WHAT THE EXERCISE ASKS —
Output the records exactly as they appear, with no pictures included.

[Start]

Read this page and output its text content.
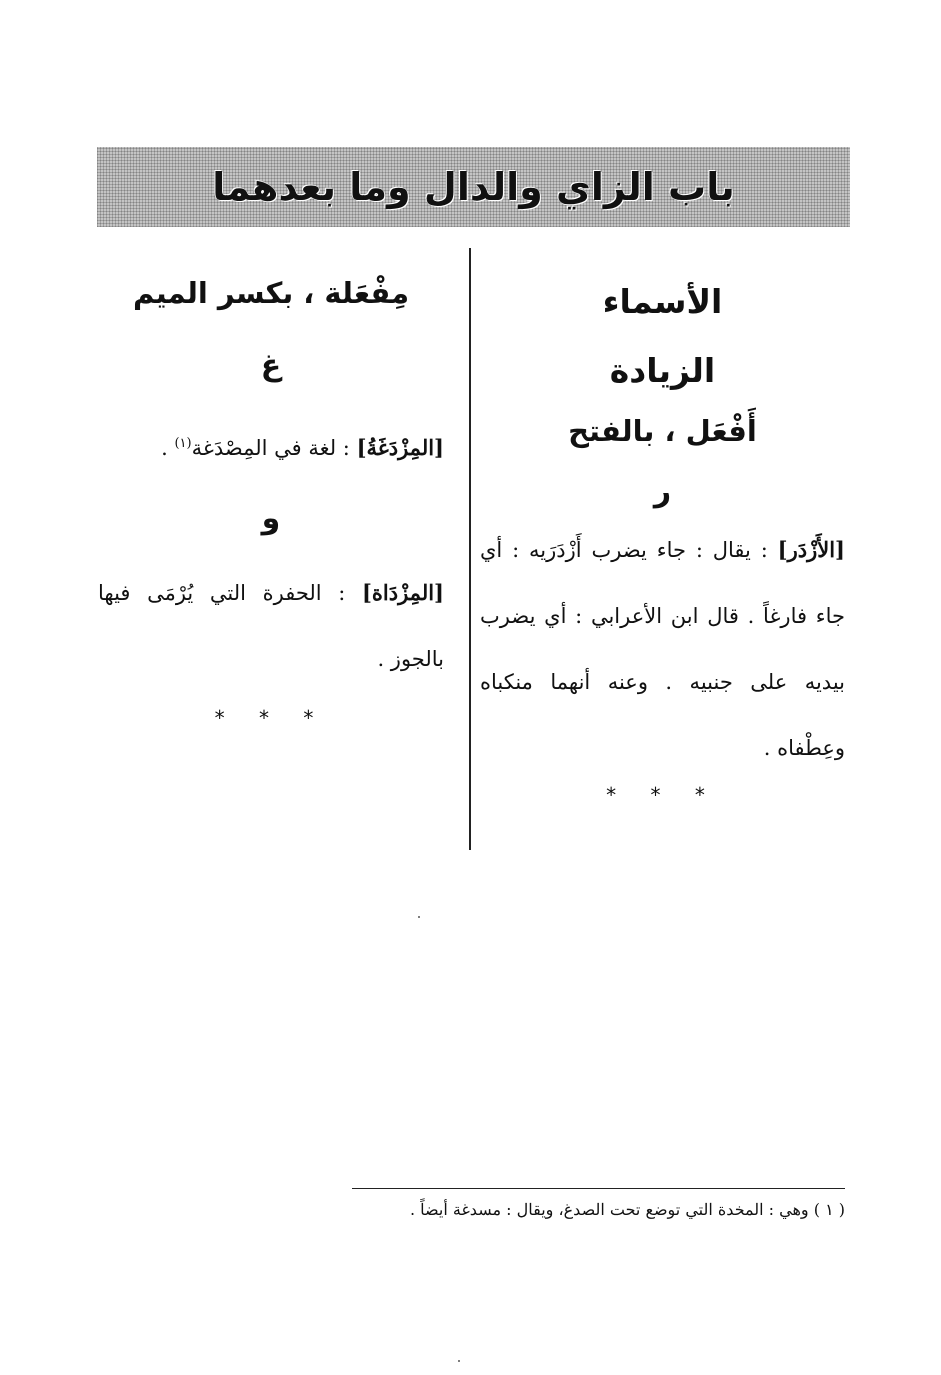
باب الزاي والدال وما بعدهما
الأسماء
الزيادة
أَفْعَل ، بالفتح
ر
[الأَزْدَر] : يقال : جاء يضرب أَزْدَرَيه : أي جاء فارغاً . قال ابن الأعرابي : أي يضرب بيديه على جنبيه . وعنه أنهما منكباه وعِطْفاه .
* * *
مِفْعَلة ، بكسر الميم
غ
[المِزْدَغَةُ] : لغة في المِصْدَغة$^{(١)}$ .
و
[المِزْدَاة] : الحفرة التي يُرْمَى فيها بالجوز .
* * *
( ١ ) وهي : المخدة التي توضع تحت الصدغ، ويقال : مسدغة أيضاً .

[End]

WRITTEN ANSWER —
Read this page and output its text content.
باب الزاي والدال وما بعدهما
الأسماء
الزيادة
أَفْعَل ، بالفتح
ر
[الأَزْدَر] : يقال : جاء يضرب أَزْدَرَيه : أي جاء فارغاً . قال ابن الأعرابي : أي يضرب بيديه على جنبيه . وعنه أنهما منكباه وعِطْفاه .
* * *
مِفْعَلة ، بكسر الميم
غ
[المِزْدَغَةُ] : لغة في المِصْدَغة$^{(١)}$ .
و
[المِزْدَاة] : الحفرة التي يُرْمَى فيها بالجوز .
* * *
( ١ ) وهي : المخدة التي توضع تحت الصدغ، ويقال : مسدغة أيضاً .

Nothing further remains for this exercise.